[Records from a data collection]
● ● ●
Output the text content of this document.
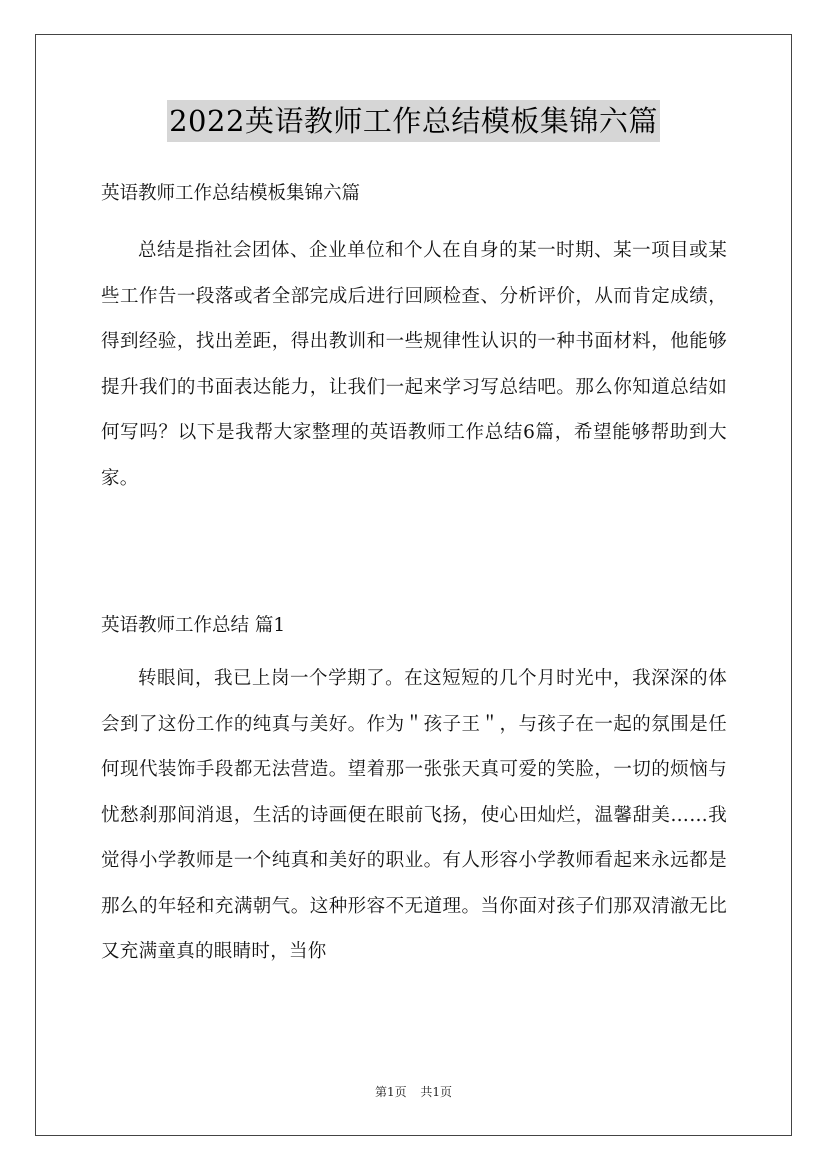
2022英语教师工作总结模板集锦六篇
英语教师工作总结模板集锦六篇

总结是指社会团体、企业单位和个人在自身的某一时期、某一项目或某些工作告一段落或者全部完成后进行回顾检查、分析评价，从而肯定成绩，得到经验，找出差距，得出教训和一些规律性认识的一种书面材料，他能够提升我们的书面表达能力，让我们一起来学习写总结吧。那么你知道总结如何写吗？以下是我帮大家整理的英语教师工作总结6篇，希望能够帮助到大家。

英语教师工作总结 篇1

转眼间，我已上岗一个学期了。在这短短的几个月时光中，我深深的体会到了这份工作的纯真与美好。作为＂孩子王＂，与孩子在一起的氛围是任何现代装饰手段都无法营造。望着那一张张天真可爱的笑脸，一切的烦恼与忧愁刹那间消退，生活的诗画便在眼前飞扬，使心田灿烂，温馨甜美……我觉得小学教师是一个纯真和美好的职业。有人形容小学教师看起来永远都是那么的年轻和充满朝气。这种形容不无道理。当你面对孩子们那双清澈无比又充满童真的眼睛时，当你

第1页 共1页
● ● ●
**PROBLEM DESCRIPTION:**
Reproduce all of the material exactly, apart from the pictures.

**CORRECT RESULT:**
Output the text content of this document.
2022英语教师工作总结模板集锦六篇
英语教师工作总结模板集锦六篇

总结是指社会团体、企业单位和个人在自身的某一时期、某一项目或某些工作告一段落或者全部完成后进行回顾检查、分析评价，从而肯定成绩，得到经验，找出差距，得出教训和一些规律性认识的一种书面材料，他能够提升我们的书面表达能力，让我们一起来学习写总结吧。那么你知道总结如何写吗？以下是我帮大家整理的英语教师工作总结6篇，希望能够帮助到大家。

英语教师工作总结 篇1

转眼间，我已上岗一个学期了。在这短短的几个月时光中，我深深的体会到了这份工作的纯真与美好。作为＂孩子王＂，与孩子在一起的氛围是任何现代装饰手段都无法营造。望着那一张张天真可爱的笑脸，一切的烦恼与忧愁刹那间消退，生活的诗画便在眼前飞扬，使心田灿烂，温馨甜美……我觉得小学教师是一个纯真和美好的职业。有人形容小学教师看起来永远都是那么的年轻和充满朝气。这种形容不无道理。当你面对孩子们那双清澈无比又充满童真的眼睛时，当你

第1页 共1页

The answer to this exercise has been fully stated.